→ BRIEF
Examine the records and identify each line that includes the string "delivering". Copy those lines.

===== DATA EXTRACT =====

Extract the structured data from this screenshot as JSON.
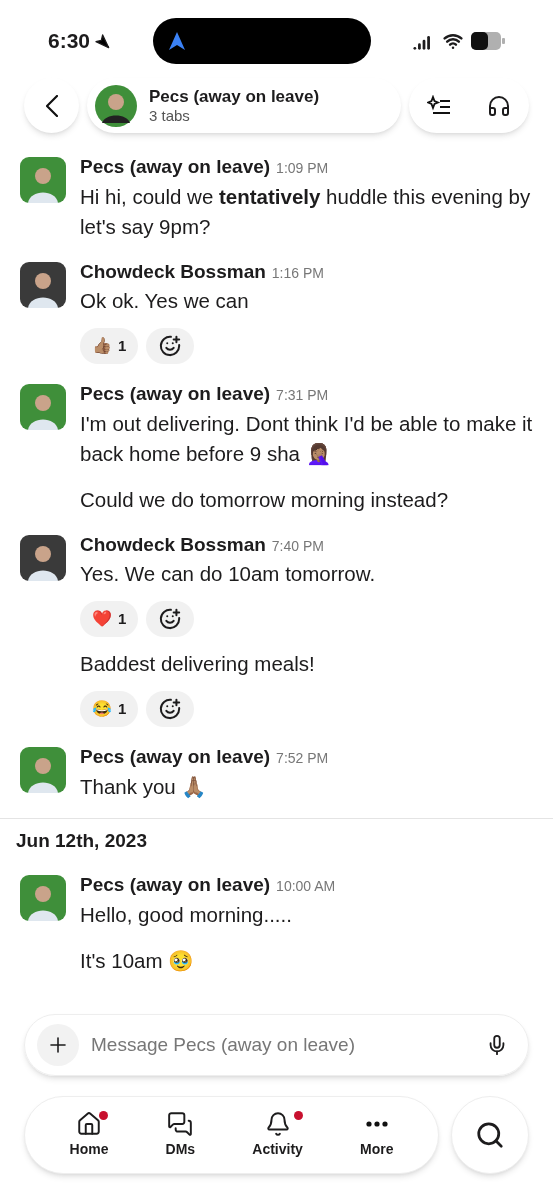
{
  "status_bar": {
    "time": "6:30"
  },
  "header": {
    "title": "Pecs (away on leave)",
    "subtitle": "3 tabs"
  },
  "feed": [
    {
      "kind": "message",
      "sender": "Pecs (away on leave)",
      "time": "1:09 PM",
      "color": "#3f8f3a",
      "paragraphs": [
        "Hi hi, could we **tentatively** huddle this evening by let's say 9pm?"
      ]
    },
    {
      "kind": "message",
      "sender": "Chowdeck Bossman",
      "time": "1:16 PM",
      "color": "#3a3a3a",
      "paragraphs": [
        "Ok ok. Yes we can"
      ],
      "reactions": [
        {
          "emoji": "👍🏽",
          "count": "1"
        }
      ]
    },
    {
      "kind": "message",
      "sender": "Pecs (away on leave)",
      "time": "7:31 PM",
      "color": "#3f8f3a",
      "paragraphs": [
        "I'm out delivering. Dont think I'd be able to make it back home before 9 sha 🤦🏽‍♀️",
        "Could we do tomorrow morning instead?"
      ]
    },
    {
      "kind": "message",
      "sender": "Chowdeck Bossman",
      "time": "7:40 PM",
      "color": "#3a3a3a",
      "paragraphs": [
        "Yes. We can do 10am tomorrow."
      ],
      "reactions": [
        {
          "emoji": "❤️",
          "count": "1"
        }
      ]
    },
    {
      "kind": "continuation",
      "paragraphs": [
        "Baddest delivering meals!"
      ],
      "reactions": [
        {
          "emoji": "😂",
          "count": "1"
        }
      ]
    },
    {
      "kind": "message",
      "sender": "Pecs (away on leave)",
      "time": "7:52 PM",
      "color": "#3f8f3a",
      "paragraphs": [
        "Thank you 🙏🏽"
      ]
    },
    {
      "kind": "date",
      "label": "Jun 12th, 2023"
    },
    {
      "kind": "message",
      "sender": "Pecs (away on leave)",
      "time": "10:00 AM",
      "color": "#3f8f3a",
      "paragraphs": [
        "Hello, good morning.....",
        "It's 10am 🥹"
      ]
    }
  ],
  "composer": {
    "placeholder": "Message Pecs (away on leave)"
  },
  "nav": [
    {
      "label": "Home",
      "badge": true
    },
    {
      "label": "DMs",
      "badge": false
    },
    {
      "label": "Activity",
      "badge": true
    },
    {
      "label": "More",
      "badge": false
    }
  ]
}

=====

→ ANSWER TO THE PROBLEM
        "I'm out delivering. Dont think I'd be able to make it back home before 9 sha 🤦🏽‍♀️",
        "Baddest delivering meals!"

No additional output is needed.